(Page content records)
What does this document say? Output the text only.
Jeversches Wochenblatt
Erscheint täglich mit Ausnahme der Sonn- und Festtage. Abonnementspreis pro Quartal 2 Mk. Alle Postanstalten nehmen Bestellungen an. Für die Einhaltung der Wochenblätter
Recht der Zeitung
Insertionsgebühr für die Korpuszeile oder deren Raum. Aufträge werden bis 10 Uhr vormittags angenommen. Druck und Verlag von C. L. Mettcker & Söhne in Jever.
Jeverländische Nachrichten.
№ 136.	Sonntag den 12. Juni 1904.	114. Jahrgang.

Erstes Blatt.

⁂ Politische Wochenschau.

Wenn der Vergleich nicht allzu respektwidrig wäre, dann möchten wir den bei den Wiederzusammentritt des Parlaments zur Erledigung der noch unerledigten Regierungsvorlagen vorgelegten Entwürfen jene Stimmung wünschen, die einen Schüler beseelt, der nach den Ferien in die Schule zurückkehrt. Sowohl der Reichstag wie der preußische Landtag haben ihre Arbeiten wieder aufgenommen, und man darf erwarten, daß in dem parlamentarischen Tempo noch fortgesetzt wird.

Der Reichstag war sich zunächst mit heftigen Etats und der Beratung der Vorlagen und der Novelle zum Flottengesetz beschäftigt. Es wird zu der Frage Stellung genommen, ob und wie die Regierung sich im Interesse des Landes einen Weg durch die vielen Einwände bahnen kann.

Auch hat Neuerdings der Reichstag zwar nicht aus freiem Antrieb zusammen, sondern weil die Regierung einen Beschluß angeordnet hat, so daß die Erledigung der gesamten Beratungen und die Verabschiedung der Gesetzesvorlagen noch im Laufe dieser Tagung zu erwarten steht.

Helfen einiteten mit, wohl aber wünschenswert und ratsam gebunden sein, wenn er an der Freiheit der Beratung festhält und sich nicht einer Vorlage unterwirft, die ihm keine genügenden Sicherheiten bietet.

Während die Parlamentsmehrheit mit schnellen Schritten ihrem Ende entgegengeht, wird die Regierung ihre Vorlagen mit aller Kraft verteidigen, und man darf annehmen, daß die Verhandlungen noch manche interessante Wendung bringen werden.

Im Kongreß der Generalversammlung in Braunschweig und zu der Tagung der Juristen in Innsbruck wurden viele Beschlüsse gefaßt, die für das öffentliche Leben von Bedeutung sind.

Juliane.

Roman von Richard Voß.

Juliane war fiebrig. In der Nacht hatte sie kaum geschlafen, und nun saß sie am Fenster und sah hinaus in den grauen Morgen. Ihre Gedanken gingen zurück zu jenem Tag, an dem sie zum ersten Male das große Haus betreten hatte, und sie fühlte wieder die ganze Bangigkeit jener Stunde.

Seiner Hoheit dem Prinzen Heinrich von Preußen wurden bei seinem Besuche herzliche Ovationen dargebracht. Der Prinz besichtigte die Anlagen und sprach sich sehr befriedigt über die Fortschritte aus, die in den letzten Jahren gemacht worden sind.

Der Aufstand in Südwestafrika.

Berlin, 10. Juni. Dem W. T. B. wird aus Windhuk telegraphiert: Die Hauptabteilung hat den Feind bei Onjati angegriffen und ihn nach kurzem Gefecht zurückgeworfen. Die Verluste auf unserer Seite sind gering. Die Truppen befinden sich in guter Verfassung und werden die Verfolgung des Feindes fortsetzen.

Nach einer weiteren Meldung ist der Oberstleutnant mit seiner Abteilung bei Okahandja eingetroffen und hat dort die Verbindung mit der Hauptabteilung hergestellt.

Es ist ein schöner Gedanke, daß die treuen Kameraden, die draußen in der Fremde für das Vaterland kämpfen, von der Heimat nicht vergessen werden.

EXERCISE DETAILS: The answer must consist of every line from the records above that holds "darf".

FINAL ANSWER:
Wenn der Vergleich nicht allzu respektwidrig wäre, dann möchten wir den bei den Wiederzusammentritt des Parlaments zur Erledigung der noch unerledigten Regierungsvorlagen vorgelegten Entwürfen jene Stimmung wünschen, die einen Schüler beseelt, der nach den Ferien in die Schule zurückkehrt. Sowohl der Reichstag wie der preußische Landtag haben ihre Arbeiten wieder aufgenommen, und man darf erwarten, daß in dem parlamentarischen Tempo noch fortgesetzt wird.
Während die Parlamentsmehrheit mit schnellen Schritten ihrem Ende entgegengeht, wird die Regierung ihre Vorlagen mit aller Kraft verteidigen, und man darf annehmen, daß die Verhandlungen noch manche interessante Wendung bringen werden.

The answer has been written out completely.